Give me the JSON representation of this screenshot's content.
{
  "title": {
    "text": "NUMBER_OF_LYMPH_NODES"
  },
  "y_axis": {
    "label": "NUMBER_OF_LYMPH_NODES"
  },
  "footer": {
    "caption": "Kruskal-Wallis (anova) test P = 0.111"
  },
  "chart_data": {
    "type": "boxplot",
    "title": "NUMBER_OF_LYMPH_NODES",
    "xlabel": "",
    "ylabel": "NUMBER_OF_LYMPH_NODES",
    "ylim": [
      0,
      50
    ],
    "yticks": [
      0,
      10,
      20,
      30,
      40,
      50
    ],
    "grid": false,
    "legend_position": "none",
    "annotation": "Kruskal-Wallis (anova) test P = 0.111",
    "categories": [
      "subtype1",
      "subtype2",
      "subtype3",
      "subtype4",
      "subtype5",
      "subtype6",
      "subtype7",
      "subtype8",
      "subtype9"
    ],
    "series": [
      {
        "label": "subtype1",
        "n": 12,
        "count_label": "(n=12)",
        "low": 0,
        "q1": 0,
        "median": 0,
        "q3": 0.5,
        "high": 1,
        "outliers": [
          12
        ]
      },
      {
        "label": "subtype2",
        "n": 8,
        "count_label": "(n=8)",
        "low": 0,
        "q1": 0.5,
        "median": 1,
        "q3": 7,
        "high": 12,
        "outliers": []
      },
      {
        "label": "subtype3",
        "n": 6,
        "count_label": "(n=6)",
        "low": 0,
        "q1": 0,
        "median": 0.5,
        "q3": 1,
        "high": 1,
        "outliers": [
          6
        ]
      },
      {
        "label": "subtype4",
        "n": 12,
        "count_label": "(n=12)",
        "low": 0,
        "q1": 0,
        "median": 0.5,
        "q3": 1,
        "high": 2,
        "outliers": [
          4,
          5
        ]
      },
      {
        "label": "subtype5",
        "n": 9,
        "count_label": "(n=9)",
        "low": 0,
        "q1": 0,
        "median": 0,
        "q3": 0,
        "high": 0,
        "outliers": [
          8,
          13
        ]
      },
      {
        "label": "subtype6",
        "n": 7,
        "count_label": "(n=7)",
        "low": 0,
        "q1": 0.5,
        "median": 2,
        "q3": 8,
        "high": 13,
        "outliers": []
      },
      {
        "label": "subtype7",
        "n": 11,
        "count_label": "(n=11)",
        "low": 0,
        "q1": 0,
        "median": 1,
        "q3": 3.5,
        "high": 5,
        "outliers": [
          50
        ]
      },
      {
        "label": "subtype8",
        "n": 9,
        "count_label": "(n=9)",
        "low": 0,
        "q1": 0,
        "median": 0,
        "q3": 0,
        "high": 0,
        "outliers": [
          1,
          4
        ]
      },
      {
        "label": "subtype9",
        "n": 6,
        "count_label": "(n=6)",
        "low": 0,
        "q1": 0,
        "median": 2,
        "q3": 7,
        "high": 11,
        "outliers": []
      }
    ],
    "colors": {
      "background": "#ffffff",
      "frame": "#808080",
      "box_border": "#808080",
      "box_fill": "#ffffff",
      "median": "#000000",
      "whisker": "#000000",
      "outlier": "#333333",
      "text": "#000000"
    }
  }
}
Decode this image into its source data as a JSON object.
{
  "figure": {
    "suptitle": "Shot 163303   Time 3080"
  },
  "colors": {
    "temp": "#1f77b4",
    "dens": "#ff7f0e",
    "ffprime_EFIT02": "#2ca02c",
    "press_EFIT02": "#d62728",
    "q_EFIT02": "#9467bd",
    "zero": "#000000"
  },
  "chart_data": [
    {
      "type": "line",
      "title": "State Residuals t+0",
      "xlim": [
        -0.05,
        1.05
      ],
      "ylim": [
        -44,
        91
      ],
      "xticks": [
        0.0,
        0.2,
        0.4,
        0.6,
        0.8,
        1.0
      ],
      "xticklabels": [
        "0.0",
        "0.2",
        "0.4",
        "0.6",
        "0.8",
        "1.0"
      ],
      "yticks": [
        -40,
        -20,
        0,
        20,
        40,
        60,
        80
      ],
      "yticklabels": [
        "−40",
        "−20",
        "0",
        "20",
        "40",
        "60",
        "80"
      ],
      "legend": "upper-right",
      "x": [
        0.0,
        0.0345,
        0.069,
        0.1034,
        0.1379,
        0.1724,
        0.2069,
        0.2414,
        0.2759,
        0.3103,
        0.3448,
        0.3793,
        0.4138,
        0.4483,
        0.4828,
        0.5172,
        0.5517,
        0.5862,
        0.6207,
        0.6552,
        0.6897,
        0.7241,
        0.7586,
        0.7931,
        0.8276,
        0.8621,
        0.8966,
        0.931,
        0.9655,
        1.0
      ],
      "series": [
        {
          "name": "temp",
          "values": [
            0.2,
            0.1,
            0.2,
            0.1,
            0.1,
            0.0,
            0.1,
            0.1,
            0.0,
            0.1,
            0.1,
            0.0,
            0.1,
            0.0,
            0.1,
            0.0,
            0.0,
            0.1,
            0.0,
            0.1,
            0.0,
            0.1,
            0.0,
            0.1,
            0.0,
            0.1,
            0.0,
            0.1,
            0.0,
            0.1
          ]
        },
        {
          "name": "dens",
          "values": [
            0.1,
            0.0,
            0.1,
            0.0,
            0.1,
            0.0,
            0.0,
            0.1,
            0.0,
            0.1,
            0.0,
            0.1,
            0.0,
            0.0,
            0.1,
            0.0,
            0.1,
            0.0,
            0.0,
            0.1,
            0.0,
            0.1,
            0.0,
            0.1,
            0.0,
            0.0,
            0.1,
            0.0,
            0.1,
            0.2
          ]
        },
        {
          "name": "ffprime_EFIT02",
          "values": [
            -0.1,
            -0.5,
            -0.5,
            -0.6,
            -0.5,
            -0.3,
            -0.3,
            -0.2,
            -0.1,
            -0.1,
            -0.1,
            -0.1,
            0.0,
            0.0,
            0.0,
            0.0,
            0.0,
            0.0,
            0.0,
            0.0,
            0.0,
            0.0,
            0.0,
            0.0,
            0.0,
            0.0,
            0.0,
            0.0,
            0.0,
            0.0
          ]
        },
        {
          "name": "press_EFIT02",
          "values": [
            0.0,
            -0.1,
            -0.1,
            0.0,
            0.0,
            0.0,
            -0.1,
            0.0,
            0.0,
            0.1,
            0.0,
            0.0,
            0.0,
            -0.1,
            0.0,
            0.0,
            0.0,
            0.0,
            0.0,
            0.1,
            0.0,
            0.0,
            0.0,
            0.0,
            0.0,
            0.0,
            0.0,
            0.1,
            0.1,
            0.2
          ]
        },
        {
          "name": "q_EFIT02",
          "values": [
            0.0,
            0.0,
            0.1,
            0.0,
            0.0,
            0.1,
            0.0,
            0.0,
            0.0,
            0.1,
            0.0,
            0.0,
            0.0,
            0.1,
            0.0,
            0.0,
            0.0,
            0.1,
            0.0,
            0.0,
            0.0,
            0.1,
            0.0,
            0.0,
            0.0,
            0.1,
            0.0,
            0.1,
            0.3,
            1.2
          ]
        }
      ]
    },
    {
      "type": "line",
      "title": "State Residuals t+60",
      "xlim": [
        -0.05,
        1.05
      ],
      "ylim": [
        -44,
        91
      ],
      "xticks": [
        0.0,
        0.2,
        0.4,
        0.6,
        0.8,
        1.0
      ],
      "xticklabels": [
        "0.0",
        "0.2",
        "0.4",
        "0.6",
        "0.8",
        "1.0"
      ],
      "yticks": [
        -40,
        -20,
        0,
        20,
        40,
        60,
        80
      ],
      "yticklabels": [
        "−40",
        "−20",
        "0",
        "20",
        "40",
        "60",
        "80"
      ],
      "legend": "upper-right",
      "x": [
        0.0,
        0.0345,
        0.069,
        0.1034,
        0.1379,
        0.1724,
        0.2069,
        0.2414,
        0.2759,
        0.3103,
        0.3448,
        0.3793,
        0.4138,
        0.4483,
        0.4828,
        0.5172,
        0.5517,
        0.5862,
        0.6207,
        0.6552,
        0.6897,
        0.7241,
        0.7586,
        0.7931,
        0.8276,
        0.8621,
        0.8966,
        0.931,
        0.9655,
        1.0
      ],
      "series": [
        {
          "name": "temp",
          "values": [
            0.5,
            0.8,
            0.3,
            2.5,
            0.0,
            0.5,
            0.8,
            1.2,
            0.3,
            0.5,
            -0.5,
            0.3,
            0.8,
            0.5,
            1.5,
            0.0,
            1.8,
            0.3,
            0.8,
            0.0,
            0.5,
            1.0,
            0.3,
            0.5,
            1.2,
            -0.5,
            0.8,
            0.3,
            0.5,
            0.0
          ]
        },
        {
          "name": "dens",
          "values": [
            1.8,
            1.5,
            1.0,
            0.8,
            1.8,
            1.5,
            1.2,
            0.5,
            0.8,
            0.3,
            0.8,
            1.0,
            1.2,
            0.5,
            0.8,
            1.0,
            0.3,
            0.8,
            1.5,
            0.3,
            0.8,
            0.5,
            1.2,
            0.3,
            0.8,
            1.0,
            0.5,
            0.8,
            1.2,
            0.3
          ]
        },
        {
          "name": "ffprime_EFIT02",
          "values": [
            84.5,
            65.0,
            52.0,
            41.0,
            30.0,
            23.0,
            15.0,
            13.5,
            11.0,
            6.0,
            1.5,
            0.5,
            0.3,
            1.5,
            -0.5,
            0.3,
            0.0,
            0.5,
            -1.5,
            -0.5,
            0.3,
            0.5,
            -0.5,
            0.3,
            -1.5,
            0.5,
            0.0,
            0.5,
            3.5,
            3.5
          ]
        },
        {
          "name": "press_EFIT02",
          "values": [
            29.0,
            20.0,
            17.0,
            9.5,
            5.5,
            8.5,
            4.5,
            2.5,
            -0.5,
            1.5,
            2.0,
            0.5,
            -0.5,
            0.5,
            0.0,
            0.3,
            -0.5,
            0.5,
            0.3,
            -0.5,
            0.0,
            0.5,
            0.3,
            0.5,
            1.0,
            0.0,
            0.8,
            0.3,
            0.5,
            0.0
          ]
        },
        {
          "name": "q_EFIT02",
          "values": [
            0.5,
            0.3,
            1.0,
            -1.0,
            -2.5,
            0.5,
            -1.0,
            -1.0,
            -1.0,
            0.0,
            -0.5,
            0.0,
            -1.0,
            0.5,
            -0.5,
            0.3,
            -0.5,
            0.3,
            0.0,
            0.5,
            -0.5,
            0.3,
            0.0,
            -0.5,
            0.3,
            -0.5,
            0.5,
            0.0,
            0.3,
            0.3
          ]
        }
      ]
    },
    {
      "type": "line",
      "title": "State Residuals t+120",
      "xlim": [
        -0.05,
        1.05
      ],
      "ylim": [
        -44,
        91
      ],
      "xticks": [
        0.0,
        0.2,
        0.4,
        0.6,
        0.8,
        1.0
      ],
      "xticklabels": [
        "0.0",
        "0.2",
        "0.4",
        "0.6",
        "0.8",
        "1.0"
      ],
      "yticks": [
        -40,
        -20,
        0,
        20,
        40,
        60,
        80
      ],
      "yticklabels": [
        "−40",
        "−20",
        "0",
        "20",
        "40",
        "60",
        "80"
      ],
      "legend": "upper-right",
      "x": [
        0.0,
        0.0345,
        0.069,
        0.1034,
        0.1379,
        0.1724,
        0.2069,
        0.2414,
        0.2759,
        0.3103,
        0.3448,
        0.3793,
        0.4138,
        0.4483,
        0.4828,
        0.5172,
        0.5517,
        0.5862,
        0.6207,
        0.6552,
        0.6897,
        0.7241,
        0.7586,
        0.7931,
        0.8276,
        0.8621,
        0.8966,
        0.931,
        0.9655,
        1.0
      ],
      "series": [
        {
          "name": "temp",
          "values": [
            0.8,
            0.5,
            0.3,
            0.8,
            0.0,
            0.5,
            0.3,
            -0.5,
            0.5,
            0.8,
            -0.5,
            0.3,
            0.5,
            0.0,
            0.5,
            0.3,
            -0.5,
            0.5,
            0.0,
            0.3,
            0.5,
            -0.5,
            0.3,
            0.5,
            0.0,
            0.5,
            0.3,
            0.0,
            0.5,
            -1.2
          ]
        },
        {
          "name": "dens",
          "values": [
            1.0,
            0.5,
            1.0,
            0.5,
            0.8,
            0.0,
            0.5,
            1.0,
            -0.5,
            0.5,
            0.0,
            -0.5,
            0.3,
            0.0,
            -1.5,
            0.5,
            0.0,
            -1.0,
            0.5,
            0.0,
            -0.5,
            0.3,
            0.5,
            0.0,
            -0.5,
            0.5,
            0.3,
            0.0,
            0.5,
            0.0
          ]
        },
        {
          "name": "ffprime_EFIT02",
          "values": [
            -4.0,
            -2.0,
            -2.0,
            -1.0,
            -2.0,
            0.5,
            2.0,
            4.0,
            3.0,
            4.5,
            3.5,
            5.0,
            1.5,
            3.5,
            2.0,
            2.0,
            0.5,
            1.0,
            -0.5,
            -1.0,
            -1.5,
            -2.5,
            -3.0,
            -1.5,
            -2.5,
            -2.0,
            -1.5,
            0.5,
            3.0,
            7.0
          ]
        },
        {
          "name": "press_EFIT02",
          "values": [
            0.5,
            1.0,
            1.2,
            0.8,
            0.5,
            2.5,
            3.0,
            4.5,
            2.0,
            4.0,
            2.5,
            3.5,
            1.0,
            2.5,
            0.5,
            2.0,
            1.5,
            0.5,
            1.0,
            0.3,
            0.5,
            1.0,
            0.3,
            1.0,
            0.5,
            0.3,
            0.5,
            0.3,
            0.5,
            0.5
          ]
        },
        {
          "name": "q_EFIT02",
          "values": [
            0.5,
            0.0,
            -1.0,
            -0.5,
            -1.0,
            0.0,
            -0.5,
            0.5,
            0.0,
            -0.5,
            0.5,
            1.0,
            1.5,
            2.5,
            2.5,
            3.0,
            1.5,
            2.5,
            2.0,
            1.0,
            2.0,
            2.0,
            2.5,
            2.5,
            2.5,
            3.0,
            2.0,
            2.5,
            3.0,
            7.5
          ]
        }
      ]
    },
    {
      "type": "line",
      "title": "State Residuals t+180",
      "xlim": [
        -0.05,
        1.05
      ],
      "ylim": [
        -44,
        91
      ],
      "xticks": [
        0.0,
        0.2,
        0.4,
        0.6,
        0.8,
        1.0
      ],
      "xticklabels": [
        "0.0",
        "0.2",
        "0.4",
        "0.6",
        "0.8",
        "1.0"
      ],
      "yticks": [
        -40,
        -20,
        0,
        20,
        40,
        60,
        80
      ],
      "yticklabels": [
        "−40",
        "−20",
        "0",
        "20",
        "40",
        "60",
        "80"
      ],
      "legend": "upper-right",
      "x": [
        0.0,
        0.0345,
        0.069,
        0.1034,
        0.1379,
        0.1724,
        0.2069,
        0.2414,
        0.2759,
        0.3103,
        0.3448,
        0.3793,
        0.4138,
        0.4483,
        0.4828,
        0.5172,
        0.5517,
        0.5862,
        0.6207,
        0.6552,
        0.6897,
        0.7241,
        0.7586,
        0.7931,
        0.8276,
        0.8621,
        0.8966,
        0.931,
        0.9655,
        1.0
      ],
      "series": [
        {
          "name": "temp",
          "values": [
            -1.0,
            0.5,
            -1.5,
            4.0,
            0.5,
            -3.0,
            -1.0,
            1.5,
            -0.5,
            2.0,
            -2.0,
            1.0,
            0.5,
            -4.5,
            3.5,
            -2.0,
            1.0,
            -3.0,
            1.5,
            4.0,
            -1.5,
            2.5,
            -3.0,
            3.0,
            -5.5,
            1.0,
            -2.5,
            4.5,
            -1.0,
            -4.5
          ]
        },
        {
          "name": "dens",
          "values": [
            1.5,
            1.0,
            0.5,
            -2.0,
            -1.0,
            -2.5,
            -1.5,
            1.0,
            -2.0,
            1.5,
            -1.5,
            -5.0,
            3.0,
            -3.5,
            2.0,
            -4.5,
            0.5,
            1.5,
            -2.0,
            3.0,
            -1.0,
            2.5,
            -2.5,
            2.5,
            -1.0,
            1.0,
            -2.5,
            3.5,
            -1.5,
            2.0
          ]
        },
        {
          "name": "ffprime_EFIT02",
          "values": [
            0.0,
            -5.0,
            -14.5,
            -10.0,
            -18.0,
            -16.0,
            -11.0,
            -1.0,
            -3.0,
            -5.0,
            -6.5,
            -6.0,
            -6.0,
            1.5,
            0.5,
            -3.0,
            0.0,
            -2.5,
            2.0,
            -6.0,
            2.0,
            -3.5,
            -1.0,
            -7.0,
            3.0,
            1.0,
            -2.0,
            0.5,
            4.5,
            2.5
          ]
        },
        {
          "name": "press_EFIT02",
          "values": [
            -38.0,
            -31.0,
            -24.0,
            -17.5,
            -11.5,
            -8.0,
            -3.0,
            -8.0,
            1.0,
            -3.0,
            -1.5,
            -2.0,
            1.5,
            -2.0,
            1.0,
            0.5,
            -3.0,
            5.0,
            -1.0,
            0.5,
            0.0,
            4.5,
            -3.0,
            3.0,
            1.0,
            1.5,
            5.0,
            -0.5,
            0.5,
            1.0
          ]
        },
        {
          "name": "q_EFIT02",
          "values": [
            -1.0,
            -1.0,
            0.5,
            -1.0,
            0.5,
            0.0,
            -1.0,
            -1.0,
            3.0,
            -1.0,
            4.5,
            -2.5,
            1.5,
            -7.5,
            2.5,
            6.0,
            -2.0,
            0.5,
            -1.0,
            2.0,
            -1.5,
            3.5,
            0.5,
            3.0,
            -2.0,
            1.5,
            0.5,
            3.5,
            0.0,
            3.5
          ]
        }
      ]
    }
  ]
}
• • • • •
THE REQUEST: Copy every line that contains the string "this".

FINAL ANSWER:
Give me the JSON representation of this screenshot's content.
Decode this image into its source data as a JSON object.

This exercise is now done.